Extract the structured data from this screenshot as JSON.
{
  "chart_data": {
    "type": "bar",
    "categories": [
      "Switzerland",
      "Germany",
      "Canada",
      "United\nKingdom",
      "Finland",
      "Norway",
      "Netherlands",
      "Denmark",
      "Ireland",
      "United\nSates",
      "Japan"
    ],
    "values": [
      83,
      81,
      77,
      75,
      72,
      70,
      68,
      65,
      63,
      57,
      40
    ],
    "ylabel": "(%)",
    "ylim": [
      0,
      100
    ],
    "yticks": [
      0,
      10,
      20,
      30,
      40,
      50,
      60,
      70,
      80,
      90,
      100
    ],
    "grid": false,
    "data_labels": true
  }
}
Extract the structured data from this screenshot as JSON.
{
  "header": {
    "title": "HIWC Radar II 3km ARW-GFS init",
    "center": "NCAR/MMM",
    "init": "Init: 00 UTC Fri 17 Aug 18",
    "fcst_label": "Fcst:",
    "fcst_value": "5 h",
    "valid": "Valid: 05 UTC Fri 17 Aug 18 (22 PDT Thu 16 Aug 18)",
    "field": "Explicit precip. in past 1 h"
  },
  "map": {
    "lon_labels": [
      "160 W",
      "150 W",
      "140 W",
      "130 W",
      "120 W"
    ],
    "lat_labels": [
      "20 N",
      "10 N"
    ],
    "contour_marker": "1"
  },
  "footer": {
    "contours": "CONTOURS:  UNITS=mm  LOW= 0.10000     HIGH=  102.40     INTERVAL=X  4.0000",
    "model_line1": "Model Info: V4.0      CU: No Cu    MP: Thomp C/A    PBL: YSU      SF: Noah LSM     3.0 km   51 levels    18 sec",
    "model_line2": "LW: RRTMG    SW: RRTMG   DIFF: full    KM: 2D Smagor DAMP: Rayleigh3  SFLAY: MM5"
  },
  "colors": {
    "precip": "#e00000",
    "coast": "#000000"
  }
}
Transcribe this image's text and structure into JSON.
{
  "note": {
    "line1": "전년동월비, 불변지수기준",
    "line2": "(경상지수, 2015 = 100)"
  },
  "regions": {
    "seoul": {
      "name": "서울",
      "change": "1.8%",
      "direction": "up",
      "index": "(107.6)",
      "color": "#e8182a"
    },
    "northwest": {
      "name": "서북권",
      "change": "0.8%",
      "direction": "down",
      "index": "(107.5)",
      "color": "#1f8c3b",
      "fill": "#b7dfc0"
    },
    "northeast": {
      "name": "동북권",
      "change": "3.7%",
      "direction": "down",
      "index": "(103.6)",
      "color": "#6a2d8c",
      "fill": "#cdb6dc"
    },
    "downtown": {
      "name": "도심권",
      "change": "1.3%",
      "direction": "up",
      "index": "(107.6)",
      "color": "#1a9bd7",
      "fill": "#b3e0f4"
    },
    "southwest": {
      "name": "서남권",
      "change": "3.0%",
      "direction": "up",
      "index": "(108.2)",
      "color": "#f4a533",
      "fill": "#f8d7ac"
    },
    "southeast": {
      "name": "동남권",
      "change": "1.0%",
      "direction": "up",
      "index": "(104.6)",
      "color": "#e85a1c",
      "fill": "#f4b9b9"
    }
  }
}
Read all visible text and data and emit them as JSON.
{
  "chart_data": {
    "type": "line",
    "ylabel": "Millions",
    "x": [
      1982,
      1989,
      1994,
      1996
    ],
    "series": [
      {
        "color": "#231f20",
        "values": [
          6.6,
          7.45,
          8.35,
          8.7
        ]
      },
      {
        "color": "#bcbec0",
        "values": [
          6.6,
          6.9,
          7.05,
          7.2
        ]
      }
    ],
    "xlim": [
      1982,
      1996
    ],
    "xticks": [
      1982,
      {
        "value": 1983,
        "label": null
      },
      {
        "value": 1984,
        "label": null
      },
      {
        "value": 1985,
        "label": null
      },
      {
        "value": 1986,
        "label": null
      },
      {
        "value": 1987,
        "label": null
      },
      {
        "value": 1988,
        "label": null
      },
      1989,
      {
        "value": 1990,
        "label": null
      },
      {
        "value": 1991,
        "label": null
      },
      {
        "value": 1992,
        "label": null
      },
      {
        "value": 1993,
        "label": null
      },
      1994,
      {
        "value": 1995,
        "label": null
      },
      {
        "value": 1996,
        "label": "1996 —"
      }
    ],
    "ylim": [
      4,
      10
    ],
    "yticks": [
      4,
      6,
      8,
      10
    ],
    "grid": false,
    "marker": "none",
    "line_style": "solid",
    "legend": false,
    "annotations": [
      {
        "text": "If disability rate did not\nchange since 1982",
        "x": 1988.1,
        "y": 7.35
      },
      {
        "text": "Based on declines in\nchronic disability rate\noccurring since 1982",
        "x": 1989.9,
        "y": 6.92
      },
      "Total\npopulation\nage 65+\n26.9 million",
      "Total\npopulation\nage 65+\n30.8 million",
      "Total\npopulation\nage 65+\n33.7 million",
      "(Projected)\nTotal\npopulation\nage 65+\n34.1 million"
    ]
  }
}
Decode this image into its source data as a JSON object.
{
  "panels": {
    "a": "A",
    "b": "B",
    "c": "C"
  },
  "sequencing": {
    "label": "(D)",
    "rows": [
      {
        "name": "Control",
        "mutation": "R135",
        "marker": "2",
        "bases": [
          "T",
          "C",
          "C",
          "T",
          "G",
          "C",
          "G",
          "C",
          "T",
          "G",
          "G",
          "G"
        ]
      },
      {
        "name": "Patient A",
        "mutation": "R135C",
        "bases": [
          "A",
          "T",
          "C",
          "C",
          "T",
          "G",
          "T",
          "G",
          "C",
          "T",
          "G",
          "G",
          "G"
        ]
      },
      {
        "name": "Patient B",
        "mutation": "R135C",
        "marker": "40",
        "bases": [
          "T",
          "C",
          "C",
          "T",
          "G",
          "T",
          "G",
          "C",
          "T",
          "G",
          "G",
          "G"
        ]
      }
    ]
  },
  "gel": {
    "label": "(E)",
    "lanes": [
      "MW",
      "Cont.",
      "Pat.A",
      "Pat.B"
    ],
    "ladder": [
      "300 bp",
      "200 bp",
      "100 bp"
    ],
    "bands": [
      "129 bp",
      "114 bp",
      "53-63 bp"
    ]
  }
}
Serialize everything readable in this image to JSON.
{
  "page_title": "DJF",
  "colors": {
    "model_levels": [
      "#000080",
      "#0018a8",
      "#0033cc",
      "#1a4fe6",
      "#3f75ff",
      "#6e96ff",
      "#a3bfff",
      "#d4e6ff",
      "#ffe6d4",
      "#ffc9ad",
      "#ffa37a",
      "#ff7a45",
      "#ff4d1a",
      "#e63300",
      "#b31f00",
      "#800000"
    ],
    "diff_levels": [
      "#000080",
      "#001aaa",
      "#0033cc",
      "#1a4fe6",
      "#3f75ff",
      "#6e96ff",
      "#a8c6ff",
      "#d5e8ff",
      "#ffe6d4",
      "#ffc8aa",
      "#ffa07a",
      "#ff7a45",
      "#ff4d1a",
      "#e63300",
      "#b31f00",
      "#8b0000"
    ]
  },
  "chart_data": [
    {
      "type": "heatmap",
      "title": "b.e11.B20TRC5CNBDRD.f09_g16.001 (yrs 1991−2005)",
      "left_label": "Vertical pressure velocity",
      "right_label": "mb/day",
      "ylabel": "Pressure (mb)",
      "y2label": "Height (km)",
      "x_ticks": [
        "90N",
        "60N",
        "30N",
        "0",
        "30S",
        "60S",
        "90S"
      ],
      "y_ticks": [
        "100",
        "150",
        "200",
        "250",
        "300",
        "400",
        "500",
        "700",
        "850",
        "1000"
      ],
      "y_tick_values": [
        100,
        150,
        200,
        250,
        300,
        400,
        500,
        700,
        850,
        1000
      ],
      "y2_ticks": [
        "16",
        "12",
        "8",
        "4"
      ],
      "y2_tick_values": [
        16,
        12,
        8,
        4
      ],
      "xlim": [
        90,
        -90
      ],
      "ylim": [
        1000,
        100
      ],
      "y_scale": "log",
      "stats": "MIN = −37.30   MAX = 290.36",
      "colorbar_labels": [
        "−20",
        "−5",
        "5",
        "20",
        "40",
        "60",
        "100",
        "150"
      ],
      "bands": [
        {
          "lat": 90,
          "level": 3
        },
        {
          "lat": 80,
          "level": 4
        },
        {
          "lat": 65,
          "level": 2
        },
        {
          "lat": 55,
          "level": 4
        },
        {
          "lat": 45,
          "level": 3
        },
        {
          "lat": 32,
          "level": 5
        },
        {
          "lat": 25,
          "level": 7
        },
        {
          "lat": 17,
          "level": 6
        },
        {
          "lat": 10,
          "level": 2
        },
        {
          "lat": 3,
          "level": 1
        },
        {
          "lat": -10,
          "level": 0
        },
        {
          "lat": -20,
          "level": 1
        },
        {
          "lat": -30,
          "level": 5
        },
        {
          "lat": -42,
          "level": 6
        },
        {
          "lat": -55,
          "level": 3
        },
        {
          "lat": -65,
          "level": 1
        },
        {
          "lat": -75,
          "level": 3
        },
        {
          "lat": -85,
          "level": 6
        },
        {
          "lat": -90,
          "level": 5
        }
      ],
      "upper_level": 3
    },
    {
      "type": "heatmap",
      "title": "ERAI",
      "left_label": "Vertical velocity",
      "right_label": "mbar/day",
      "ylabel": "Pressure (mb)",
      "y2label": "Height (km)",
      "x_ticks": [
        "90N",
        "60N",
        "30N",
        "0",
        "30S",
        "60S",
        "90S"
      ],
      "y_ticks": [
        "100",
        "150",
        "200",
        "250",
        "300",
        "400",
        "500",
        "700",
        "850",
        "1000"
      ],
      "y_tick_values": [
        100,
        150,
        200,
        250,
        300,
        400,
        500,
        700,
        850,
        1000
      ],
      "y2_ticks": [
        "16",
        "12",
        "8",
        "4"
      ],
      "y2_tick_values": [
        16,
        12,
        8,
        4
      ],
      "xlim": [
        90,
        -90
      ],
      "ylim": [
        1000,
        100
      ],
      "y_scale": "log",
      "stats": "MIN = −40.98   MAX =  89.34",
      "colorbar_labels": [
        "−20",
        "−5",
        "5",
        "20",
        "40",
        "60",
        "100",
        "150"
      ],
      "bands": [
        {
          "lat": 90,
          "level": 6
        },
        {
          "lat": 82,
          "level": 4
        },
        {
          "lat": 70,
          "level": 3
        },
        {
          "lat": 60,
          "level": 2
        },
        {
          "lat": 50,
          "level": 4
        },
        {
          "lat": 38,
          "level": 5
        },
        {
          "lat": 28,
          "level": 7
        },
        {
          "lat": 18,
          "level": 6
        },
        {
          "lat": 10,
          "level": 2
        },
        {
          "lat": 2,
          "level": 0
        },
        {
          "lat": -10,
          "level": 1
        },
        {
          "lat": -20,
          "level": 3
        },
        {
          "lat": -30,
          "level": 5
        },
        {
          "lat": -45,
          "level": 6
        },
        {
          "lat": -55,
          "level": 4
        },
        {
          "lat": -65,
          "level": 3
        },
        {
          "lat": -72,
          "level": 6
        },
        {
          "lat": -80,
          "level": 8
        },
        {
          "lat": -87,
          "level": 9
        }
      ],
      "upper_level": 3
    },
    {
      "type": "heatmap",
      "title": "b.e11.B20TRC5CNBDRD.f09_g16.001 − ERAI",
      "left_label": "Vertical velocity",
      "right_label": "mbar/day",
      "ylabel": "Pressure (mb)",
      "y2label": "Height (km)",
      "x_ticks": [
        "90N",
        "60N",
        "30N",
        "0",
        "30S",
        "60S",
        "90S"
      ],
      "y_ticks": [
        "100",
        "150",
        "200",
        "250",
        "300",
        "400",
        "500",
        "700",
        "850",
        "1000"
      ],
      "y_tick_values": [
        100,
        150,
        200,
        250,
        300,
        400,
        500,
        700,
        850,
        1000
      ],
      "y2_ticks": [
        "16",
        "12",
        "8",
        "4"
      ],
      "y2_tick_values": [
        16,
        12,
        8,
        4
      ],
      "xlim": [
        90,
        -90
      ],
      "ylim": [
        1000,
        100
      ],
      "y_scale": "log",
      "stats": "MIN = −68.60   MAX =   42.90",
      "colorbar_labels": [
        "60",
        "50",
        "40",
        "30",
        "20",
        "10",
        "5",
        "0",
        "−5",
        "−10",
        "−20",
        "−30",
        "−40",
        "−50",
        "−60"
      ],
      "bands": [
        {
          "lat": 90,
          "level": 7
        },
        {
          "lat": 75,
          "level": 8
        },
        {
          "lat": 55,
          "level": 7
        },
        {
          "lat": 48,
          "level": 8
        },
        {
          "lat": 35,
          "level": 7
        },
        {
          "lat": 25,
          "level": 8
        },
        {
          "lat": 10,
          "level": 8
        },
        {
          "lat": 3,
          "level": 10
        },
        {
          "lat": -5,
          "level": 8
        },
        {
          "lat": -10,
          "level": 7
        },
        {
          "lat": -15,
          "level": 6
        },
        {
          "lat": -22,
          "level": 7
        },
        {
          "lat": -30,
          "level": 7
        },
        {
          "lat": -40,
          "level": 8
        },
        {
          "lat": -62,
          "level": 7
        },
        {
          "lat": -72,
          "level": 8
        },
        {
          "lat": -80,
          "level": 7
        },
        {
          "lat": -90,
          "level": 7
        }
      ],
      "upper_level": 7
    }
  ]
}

+ + +

● TASK DESCRIPTION: Copy every line above that holds the word "stats".

● WRITTEN SOLUTION:
      "stats": "MIN = −37.30   MAX = 290.36",
      "stats": "MIN = −40.98   MAX =  89.34",
      "stats": "MIN = −68.60   MAX =   42.90",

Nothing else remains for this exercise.